+++ TEXT PASSAGE +++
Note that this area-wide shift to an organized circulation pattern is not a change in feedback. It has nothing to do with feedback. It is a self-organized emergent phenomenon. It is threshold-based, meaning that it emerges spontaneously when a certain threshold is passed. In the “wet” deep tropics there’s plenty of water vapor, so the major variable in the threshold is the temperature.
Under the new late-morning cumulus circulation regime, much less surface warming goes on. Part of the sunlight is reflected back to space, so less energy makes it into the system to begin with. Then the increasing wind due to the cumulus-based circulation pattern increases the evaporation, reducing the surface warming even more by moving latent energy up to the lifting condensation level.
Note that the system is self-controlling. If the ocean is a bit warmer, the new circulation regime starts earlier in the morning, and cuts down the total daily warming. On the other hand, if the ocean is cooler than usual, clear morning skies last later into the day, allowing increased warming. The system is regulated by the time of onset of the regime change.
Let’s stop at this point in our examination of the tropical day and consider the idea of “climate sensitivity”. The solar forcing is constantly increasing as the sun rises higher in the sky. In the morning before the onset of cumulus circulation, the sun comes through the clear atmosphere and rapidly warms the surface. So the thermal response is large, and the climate sensitivity is high.
After the onset of the cumulus regime, on the other hand, much of the sunlight is reflected back to space. Less sunlight remains to warm the ocean. In addition to reduced sunlight there is enhanced evaporative cooling. Compared to the morning, the climate sensitivity is much lower. The heating of the surface slows down.
+++
*CHALLENGE 1*
In the passage on tropical cumulus circulation, condense the paragraph beginning "Under the new late-morning cumulus circulation regime" into a short bulleted list that keeps its main facts.
*CHALLENGE 2*
Reproduce the section of the passage on tropical cumulus circulation starting at "Note that the" and ending at "the regime change.".
The material that follows is not needed for any of this work.
+++ RAW DATA +++
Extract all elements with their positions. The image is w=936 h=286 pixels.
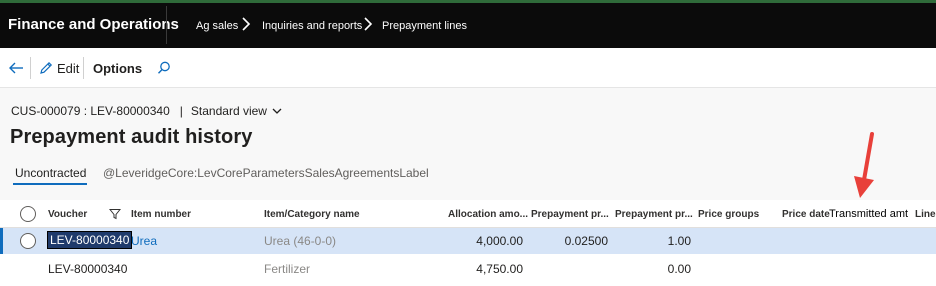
+++
*TASK RESULT 1*
- Much less surface warming occurs under the late-morning cumulus circulation regime.
- Part of the sunlight is reflected back to space, so less energy enters the system.
- Wind from the cumulus-based circulation increases evaporation. This further reduces surface warming by moving latent energy up to the lifting condensation level.

*TASK RESULT 2*
Note that the system is self-controlling. If the ocean is a bit warmer, the new circulation regime starts earlier in the morning, and cuts down the total daily warming. On the other hand, if the ocean is cooler than usual, clear morning skies last later into the day, allowing increased warming. The system is regulated by the time of onset of the regime change.